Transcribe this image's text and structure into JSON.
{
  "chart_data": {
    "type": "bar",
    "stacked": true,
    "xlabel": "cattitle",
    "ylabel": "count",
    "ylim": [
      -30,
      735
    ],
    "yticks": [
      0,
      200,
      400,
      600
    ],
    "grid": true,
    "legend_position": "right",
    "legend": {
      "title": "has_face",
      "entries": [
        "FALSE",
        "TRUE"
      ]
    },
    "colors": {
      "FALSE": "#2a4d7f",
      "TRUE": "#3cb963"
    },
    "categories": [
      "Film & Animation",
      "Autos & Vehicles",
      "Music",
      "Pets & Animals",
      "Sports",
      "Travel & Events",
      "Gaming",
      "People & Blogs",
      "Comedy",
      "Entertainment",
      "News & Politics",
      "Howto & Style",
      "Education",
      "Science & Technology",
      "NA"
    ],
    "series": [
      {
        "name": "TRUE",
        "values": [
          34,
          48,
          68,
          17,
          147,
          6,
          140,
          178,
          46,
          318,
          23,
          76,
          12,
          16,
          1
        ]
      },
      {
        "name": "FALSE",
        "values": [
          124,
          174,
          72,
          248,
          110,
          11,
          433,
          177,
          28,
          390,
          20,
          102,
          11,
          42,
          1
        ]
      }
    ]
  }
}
------------------------------
- _REQUIRED TASK_
Transcribe all of the entries without altering anything.

- _ANSWER_
Transcribe this image's text and structure into JSON.
{
  "chart_data": {
    "type": "bar",
    "stacked": true,
    "xlabel": "cattitle",
    "ylabel": "count",
    "ylim": [
      -30,
      735
    ],
    "yticks": [
      0,
      200,
      400,
      600
    ],
    "grid": true,
    "legend_position": "right",
    "legend": {
      "title": "has_face",
      "entries": [
        "FALSE",
        "TRUE"
      ]
    },
    "colors": {
      "FALSE": "#2a4d7f",
      "TRUE": "#3cb963"
    },
    "categories": [
      "Film & Animation",
      "Autos & Vehicles",
      "Music",
      "Pets & Animals",
      "Sports",
      "Travel & Events",
      "Gaming",
      "People & Blogs",
      "Comedy",
      "Entertainment",
      "News & Politics",
      "Howto & Style",
      "Education",
      "Science & Technology",
      "NA"
    ],
    "series": [
      {
        "name": "TRUE",
        "values": [
          34,
          48,
          68,
          17,
          147,
          6,
          140,
          178,
          46,
          318,
          23,
          76,
          12,
          16,
          1
        ]
      },
      {
        "name": "FALSE",
        "values": [
          124,
          174,
          72,
          248,
          110,
          11,
          433,
          177,
          28,
          390,
          20,
          102,
          11,
          42,
          1
        ]
      }
    ]
  }
}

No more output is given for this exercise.